_WORK INSTRUCTIONS_:
Return the lines below that carry the word "KLAC".

━━ EXCERPTED DATA

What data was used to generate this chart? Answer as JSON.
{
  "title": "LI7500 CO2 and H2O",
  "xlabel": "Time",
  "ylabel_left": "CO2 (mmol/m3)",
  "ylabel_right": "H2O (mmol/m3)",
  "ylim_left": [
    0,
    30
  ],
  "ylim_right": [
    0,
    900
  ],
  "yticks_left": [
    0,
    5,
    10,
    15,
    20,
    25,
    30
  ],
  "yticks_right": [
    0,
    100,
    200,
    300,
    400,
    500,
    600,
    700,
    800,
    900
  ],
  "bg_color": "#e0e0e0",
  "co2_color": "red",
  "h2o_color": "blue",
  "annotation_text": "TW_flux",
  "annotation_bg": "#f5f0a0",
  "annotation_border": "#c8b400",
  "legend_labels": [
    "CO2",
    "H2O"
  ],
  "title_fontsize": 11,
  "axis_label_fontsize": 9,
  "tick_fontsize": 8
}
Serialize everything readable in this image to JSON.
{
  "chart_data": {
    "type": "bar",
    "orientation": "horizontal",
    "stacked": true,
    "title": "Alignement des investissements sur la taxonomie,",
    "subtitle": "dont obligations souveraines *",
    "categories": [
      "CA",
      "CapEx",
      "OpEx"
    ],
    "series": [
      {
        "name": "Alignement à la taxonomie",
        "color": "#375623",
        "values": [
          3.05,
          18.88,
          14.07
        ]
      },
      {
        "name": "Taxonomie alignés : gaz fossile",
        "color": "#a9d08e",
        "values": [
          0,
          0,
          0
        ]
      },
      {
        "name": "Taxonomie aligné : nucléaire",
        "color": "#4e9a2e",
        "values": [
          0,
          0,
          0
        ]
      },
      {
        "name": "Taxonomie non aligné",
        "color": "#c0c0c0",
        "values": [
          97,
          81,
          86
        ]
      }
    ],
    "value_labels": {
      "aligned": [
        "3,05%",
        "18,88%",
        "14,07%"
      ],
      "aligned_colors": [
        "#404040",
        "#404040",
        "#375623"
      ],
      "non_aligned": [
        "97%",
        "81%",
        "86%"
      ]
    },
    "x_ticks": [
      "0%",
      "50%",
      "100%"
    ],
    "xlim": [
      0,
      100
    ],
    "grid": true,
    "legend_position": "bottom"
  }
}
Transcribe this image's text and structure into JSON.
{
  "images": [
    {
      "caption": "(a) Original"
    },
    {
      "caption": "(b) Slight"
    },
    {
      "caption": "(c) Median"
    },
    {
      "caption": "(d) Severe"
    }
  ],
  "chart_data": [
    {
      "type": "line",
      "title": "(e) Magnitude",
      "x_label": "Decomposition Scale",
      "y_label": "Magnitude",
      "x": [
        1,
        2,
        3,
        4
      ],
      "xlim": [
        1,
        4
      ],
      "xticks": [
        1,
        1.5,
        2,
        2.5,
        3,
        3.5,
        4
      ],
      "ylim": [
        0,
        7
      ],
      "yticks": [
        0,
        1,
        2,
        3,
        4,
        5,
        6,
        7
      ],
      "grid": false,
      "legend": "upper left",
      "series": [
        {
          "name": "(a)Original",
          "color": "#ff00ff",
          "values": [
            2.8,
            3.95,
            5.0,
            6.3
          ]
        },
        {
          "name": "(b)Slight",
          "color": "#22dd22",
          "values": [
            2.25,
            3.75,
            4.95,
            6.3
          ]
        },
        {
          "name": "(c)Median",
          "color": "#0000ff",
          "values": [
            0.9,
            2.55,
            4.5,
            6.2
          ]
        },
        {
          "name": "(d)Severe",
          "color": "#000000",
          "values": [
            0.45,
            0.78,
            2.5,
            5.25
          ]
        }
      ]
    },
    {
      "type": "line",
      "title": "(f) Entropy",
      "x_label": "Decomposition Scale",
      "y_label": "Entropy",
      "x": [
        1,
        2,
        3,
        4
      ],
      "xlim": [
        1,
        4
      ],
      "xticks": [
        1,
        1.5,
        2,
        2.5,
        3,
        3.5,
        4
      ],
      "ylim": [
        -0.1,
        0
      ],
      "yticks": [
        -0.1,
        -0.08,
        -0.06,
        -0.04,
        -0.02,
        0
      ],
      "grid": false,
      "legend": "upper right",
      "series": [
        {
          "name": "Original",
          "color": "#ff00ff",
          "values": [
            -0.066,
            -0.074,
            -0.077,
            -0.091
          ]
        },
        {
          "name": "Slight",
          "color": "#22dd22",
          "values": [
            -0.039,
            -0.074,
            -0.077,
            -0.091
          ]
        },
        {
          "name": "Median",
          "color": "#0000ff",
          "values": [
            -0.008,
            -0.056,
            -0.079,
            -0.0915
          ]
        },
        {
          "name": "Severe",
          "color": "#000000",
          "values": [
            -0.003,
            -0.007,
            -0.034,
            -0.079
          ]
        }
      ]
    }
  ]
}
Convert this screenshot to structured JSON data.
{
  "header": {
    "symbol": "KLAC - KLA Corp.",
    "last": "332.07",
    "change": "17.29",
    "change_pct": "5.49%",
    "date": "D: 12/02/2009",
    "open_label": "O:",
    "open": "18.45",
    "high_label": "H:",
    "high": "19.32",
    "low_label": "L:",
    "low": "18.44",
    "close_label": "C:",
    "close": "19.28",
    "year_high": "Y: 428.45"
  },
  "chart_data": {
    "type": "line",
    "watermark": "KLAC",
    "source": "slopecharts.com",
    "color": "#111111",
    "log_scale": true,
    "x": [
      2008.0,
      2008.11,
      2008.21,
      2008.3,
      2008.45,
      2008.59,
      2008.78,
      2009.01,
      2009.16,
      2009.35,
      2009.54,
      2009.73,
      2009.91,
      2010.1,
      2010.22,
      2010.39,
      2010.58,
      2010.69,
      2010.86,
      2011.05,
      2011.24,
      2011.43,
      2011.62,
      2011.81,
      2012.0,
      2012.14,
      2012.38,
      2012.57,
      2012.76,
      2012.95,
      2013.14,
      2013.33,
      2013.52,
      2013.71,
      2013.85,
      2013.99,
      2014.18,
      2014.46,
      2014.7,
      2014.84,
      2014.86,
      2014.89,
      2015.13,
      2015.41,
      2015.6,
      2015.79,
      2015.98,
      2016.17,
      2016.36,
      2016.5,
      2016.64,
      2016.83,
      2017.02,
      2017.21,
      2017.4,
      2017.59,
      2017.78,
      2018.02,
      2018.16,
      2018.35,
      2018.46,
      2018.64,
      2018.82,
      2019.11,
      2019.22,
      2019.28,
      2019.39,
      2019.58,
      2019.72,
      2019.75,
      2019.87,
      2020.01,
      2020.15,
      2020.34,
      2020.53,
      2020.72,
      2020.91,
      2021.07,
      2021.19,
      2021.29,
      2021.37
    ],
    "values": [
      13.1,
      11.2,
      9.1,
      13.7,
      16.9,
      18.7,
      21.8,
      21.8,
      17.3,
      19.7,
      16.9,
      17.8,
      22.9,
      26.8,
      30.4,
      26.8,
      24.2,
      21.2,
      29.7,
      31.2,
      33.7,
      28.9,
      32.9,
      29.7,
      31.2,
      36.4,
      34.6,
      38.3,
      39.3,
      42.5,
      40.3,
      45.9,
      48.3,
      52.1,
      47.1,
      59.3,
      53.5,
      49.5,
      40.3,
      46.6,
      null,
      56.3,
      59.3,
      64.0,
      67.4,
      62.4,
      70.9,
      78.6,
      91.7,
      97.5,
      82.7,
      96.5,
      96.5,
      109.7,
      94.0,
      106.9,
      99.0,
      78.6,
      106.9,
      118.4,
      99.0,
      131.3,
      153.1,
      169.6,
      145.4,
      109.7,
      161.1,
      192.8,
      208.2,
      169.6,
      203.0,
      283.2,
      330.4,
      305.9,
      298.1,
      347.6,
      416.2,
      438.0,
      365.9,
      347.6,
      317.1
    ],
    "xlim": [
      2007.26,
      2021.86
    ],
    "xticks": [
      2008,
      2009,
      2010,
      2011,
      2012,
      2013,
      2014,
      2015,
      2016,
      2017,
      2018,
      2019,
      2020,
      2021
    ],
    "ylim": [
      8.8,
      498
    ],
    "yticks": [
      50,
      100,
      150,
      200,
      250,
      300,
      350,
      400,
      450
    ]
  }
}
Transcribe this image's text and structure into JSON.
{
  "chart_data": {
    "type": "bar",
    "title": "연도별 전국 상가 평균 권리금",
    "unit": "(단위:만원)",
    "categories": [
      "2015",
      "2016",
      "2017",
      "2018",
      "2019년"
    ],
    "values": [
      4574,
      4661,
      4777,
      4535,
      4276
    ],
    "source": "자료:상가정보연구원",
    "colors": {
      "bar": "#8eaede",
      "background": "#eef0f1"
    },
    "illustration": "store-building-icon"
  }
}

━━━━

_THE SOLUTION_:
    "symbol": "KLAC - KLA Corp.",
    "watermark": "KLAC",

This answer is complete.